**REQUIREMENT**
Repeat the listing word for word. No pictures belong in the copy.

**Data records**

● ● ● ● ●

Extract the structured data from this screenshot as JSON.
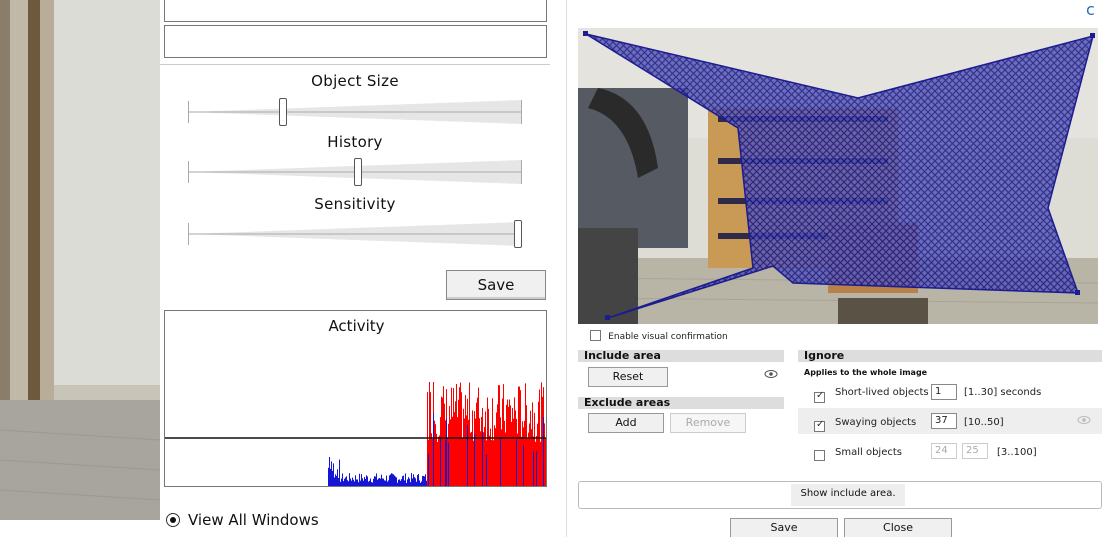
{
  "left_panel": {
    "sliders": [
      {
        "label": "Object Size",
        "value": 0.28
      },
      {
        "label": "History",
        "value": 0.51
      },
      {
        "label": "Sensitivity",
        "value": 1.0
      }
    ],
    "save_label": "Save",
    "activity": {
      "title": "Activity",
      "threshold": 0.31
    },
    "view_all_label": "View All Windows"
  },
  "right_panel": {
    "enable_visual_confirmation": {
      "label": "Enable visual confirmation",
      "checked": false
    },
    "include_area": {
      "title": "Include area",
      "reset_label": "Reset"
    },
    "exclude_areas": {
      "title": "Exclude areas",
      "add_label": "Add",
      "remove_label": "Remove"
    },
    "ignore": {
      "title": "Ignore",
      "subtitle": "Applies to the whole image",
      "short_lived": {
        "label": "Short-lived objects",
        "checked": true,
        "value": "1",
        "range": "[1..30] seconds"
      },
      "swaying": {
        "label": "Swaying objects",
        "checked": true,
        "value": "37",
        "range": "[10..50]"
      },
      "small": {
        "label": "Small objects",
        "checked": false,
        "width": "24",
        "height": "25",
        "range": "[3..100]"
      }
    },
    "show_include_area_label": "Show include area.",
    "save_label": "Save",
    "close_label": "Close"
  },
  "colors": {
    "overlay": "#1a1a99",
    "activity_low": "#1515d6",
    "activity_high": "#ff0000",
    "section_header": "#dddddd"
  }
}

● ● ● ● ●

**OUTPUT BELOW**
Extract the structured data from this screenshot as JSON.
{
  "left_panel": {
    "sliders": [
      {
        "label": "Object Size",
        "value": 0.28
      },
      {
        "label": "History",
        "value": 0.51
      },
      {
        "label": "Sensitivity",
        "value": 1.0
      }
    ],
    "save_label": "Save",
    "activity": {
      "title": "Activity",
      "threshold": 0.31
    },
    "view_all_label": "View All Windows"
  },
  "right_panel": {
    "enable_visual_confirmation": {
      "label": "Enable visual confirmation",
      "checked": false
    },
    "include_area": {
      "title": "Include area",
      "reset_label": "Reset"
    },
    "exclude_areas": {
      "title": "Exclude areas",
      "add_label": "Add",
      "remove_label": "Remove"
    },
    "ignore": {
      "title": "Ignore",
      "subtitle": "Applies to the whole image",
      "short_lived": {
        "label": "Short-lived objects",
        "checked": true,
        "value": "1",
        "range": "[1..30] seconds"
      },
      "swaying": {
        "label": "Swaying objects",
        "checked": true,
        "value": "37",
        "range": "[10..50]"
      },
      "small": {
        "label": "Small objects",
        "checked": false,
        "width": "24",
        "height": "25",
        "range": "[3..100]"
      }
    },
    "show_include_area_label": "Show include area.",
    "save_label": "Save",
    "close_label": "Close"
  },
  "colors": {
    "overlay": "#1a1a99",
    "activity_low": "#1515d6",
    "activity_high": "#ff0000",
    "section_header": "#dddddd"
  }
}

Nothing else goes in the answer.